— START —
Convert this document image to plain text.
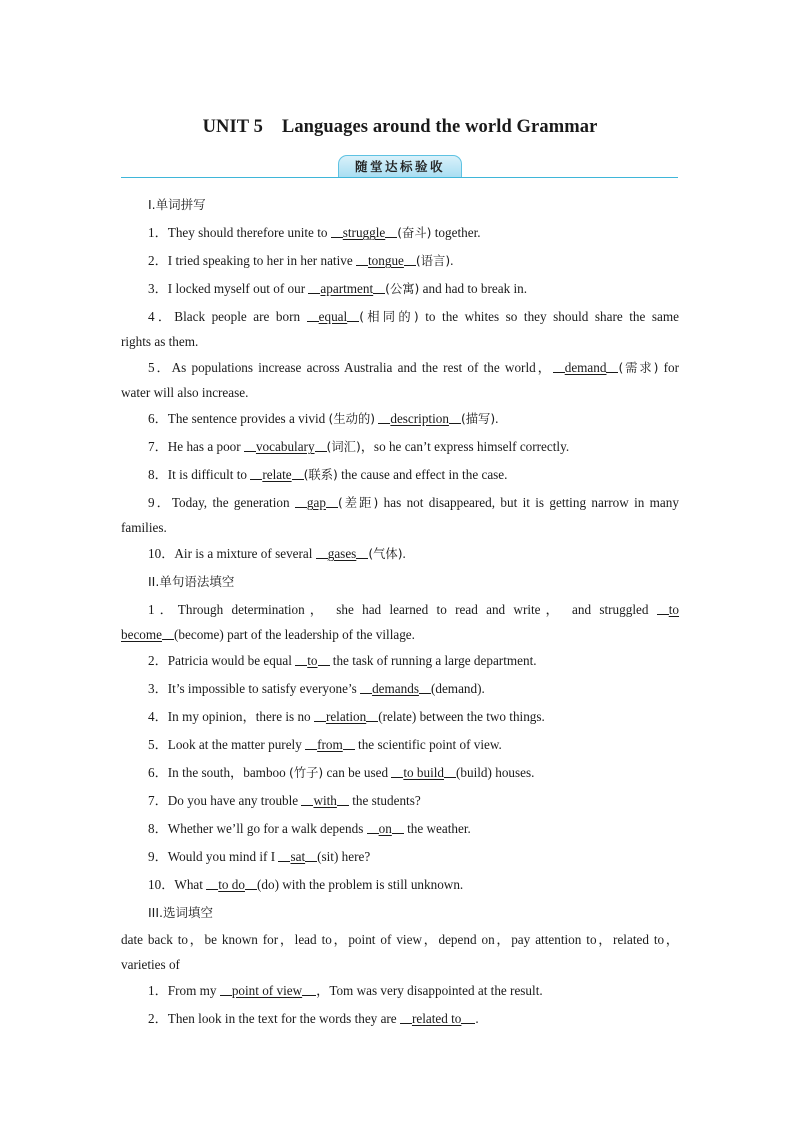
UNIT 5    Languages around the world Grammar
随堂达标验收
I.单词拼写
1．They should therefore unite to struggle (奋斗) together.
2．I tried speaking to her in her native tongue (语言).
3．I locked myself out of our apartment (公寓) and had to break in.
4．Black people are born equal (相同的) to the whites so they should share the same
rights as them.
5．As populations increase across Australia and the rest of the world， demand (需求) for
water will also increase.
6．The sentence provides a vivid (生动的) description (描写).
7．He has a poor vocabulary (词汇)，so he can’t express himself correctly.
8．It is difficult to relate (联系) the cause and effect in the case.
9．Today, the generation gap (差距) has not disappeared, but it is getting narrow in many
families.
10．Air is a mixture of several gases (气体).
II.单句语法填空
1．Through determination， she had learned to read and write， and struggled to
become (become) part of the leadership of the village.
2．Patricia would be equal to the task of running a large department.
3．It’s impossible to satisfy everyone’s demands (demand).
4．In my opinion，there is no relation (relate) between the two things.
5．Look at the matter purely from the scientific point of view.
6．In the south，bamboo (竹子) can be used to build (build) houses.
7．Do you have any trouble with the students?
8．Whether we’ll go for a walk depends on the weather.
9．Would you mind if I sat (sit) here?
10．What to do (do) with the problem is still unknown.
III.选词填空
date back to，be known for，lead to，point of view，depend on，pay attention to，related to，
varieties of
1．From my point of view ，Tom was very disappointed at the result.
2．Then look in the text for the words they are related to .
— END —
— START —
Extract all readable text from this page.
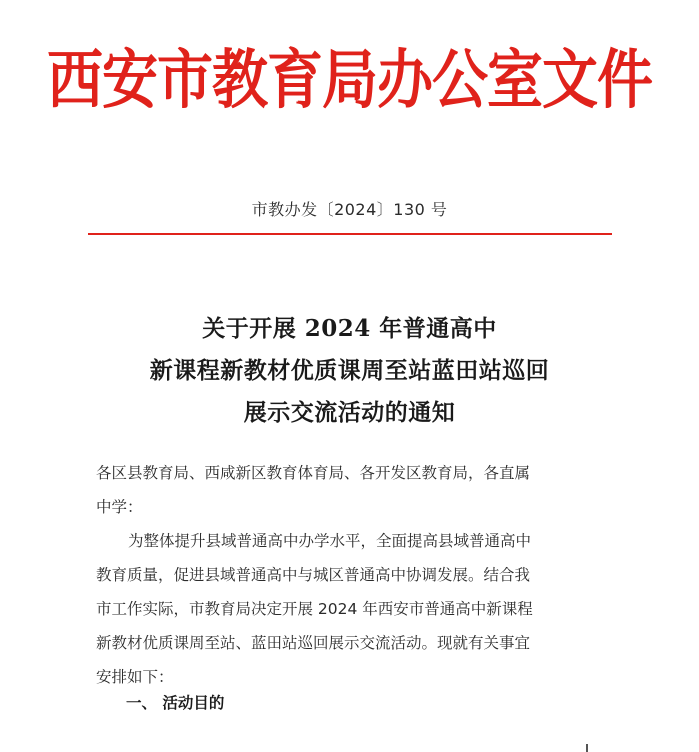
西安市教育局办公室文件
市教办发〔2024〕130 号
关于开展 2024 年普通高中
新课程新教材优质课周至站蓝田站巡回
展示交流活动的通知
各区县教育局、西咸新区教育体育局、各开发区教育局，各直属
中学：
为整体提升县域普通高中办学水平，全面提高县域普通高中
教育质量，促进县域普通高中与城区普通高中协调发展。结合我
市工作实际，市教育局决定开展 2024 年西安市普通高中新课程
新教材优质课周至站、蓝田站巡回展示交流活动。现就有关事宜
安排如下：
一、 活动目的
— END —
— START —
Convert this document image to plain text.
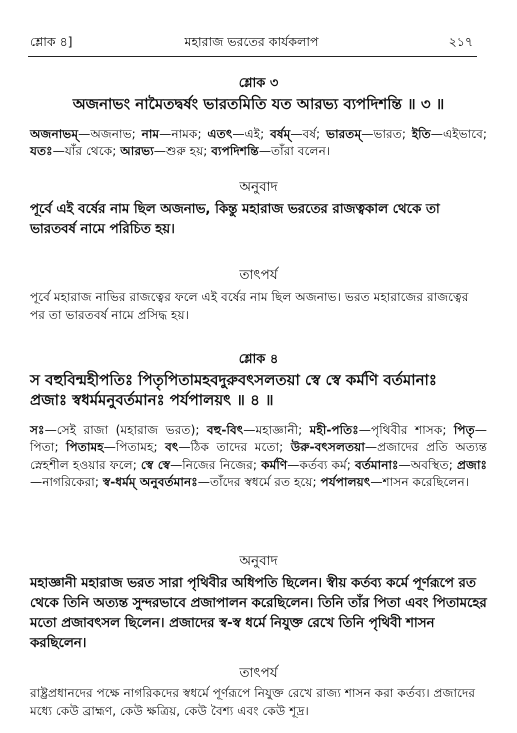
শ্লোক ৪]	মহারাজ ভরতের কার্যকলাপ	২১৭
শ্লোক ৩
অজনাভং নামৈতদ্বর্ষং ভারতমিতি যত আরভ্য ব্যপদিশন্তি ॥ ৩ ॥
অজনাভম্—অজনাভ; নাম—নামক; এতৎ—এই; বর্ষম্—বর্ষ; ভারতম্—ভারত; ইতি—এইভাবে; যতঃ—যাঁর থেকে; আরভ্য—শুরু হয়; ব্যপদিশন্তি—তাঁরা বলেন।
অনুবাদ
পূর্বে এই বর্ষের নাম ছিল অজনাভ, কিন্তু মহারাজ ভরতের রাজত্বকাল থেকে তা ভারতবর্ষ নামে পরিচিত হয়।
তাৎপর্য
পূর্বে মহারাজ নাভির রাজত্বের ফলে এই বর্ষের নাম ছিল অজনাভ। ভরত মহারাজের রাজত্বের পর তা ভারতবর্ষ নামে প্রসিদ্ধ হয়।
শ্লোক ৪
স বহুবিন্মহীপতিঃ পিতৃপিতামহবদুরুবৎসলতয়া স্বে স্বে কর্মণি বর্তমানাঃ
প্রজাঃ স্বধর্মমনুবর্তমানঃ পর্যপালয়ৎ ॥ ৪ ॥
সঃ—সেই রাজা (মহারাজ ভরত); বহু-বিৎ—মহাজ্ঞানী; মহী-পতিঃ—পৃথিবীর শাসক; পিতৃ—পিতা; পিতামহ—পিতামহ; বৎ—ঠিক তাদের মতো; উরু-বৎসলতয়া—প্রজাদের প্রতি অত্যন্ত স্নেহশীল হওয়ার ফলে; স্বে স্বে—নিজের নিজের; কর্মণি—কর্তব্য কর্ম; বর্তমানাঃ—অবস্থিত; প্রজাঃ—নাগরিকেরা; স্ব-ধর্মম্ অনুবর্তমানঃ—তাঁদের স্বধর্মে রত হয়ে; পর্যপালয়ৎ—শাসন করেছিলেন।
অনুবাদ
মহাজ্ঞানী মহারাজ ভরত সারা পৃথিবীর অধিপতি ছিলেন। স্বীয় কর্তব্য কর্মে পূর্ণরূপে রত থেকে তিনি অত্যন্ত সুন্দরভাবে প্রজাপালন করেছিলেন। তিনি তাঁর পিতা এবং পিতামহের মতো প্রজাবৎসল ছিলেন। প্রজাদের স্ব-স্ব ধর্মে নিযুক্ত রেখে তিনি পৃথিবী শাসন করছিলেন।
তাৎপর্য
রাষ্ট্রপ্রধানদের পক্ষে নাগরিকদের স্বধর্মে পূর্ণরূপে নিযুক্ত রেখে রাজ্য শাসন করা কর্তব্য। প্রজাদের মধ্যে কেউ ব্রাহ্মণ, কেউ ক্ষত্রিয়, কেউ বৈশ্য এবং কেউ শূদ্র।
— END —
### [Short exercise]
Extract every line that has the string "demand" in it.

### [Result of this exercise]
5．As populations increase across Australia and the rest of the world， demand (需求) for
3．It’s impossible to satisfy everyone’s demands (demand).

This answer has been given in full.